* Task statement: Copy the following lines verbatim, everything from the line containing "Extract 32 of" down to the line containing "point [299,404,333,437]", both ends included.

* Material:
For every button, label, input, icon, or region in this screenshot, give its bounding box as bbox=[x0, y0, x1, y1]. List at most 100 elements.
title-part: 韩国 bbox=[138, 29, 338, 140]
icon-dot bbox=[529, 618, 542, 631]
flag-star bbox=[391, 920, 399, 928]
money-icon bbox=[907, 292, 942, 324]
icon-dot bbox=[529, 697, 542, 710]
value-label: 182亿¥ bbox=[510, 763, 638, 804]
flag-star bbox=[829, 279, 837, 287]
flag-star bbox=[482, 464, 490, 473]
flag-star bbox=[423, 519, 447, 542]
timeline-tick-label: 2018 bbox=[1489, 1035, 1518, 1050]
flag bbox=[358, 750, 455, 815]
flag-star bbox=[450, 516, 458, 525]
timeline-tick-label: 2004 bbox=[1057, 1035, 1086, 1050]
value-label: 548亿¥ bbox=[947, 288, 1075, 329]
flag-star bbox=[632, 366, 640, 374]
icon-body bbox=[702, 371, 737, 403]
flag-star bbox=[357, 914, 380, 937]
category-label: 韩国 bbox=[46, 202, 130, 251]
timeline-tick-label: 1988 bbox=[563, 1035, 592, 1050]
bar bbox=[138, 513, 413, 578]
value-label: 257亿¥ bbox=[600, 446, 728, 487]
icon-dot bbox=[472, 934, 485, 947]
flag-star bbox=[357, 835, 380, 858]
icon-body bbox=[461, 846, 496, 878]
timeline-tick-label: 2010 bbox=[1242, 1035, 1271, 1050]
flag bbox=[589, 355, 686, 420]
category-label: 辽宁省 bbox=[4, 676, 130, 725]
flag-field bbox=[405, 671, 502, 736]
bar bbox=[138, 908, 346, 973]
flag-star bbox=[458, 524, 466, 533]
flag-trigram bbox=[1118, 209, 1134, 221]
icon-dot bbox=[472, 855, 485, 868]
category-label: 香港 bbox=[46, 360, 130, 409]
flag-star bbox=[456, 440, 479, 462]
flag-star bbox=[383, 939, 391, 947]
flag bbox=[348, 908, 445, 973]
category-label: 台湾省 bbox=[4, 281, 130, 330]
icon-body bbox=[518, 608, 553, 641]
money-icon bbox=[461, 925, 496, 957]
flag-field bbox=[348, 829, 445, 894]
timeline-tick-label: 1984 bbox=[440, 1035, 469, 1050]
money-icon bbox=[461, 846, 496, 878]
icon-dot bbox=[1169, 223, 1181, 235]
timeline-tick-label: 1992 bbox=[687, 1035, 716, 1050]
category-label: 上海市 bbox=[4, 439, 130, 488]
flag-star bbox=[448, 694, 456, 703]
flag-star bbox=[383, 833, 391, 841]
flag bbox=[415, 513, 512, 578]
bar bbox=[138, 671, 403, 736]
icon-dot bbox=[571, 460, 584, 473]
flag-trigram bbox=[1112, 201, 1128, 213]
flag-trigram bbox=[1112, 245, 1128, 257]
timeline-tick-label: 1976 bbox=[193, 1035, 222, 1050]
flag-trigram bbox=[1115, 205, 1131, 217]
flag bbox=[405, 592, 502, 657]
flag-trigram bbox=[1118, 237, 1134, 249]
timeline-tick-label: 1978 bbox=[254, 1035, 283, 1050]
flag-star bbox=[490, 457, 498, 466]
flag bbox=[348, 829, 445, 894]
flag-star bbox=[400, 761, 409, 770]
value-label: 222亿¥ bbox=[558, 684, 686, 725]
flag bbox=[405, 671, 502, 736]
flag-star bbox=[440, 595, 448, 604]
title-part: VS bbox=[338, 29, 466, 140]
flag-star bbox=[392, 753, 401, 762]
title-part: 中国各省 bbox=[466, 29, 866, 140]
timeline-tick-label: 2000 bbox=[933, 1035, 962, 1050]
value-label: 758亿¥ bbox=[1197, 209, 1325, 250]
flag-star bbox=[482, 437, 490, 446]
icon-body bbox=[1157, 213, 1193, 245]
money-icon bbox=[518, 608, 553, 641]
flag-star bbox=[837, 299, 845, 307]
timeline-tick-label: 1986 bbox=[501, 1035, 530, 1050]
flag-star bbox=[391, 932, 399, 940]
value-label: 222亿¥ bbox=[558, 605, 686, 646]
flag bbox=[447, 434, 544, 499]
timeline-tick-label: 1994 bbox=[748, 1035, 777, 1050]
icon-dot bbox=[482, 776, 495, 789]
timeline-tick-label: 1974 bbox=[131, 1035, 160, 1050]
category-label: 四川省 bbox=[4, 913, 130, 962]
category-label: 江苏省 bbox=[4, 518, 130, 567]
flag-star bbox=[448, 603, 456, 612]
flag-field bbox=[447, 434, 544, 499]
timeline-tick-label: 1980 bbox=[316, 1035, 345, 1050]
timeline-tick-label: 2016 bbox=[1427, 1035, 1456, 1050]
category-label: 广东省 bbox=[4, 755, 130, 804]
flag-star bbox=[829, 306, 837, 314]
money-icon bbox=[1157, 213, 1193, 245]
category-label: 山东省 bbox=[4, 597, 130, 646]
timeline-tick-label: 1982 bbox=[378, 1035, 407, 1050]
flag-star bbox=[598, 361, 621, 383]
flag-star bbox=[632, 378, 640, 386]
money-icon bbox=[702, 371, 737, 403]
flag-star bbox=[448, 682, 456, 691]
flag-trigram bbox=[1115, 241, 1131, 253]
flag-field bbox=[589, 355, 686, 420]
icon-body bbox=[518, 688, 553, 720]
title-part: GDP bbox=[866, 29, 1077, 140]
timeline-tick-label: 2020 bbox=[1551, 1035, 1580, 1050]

--

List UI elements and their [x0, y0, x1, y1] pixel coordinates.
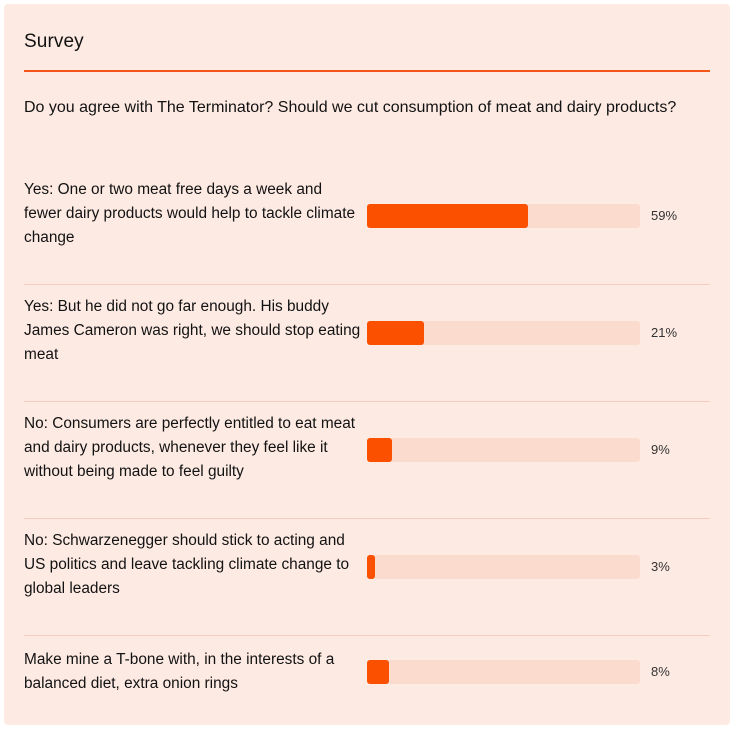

* * *

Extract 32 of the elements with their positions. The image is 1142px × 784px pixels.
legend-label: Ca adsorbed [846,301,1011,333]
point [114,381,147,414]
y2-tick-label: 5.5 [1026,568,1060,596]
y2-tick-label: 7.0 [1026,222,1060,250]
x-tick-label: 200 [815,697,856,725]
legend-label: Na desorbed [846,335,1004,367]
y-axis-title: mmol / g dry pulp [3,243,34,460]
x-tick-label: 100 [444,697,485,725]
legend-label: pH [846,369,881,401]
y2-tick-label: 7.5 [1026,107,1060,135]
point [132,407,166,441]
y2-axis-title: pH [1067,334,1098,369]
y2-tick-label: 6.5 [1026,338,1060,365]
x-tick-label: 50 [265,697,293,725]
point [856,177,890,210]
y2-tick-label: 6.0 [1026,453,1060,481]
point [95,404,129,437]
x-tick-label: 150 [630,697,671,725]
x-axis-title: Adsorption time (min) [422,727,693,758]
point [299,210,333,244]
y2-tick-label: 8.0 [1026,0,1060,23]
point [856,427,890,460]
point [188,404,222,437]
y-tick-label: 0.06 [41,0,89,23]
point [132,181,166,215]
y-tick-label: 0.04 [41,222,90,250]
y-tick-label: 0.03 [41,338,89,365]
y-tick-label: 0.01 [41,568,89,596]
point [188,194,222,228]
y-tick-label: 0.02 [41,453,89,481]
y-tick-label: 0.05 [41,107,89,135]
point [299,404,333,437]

* Exercise result:
Extract 32 of the elements with their positions. The image is 1142px × 784px pixels.
legend-label: Ca adsorbed [846,301,1011,333]
point [114,381,147,414]
y2-tick-label: 5.5 [1026,568,1060,596]
y2-tick-label: 7.0 [1026,222,1060,250]
x-tick-label: 200 [815,697,856,725]
legend-label: Na desorbed [846,335,1004,367]
y-axis-title: mmol / g dry pulp [3,243,34,460]
x-tick-label: 100 [444,697,485,725]
legend-label: pH [846,369,881,401]
y2-tick-label: 7.5 [1026,107,1060,135]
point [132,407,166,441]
y2-axis-title: pH [1067,334,1098,369]
y2-tick-label: 6.5 [1026,338,1060,365]
x-tick-label: 50 [265,697,293,725]
point [856,177,890,210]
y2-tick-label: 6.0 [1026,453,1060,481]
point [95,404,129,437]
x-tick-label: 150 [630,697,671,725]
x-axis-title: Adsorption time (min) [422,727,693,758]
point [299,210,333,244]
y2-tick-label: 8.0 [1026,0,1060,23]
point [856,427,890,460]
point [188,404,222,437]
y-tick-label: 0.06 [41,0,89,23]
point [132,181,166,215]
y-tick-label: 0.04 [41,222,90,250]
y-tick-label: 0.03 [41,338,89,365]
y-tick-label: 0.01 [41,568,89,596]
point [188,194,222,228]
y-tick-label: 0.02 [41,453,89,481]
y-tick-label: 0.05 [41,107,89,135]
point [299,404,333,437]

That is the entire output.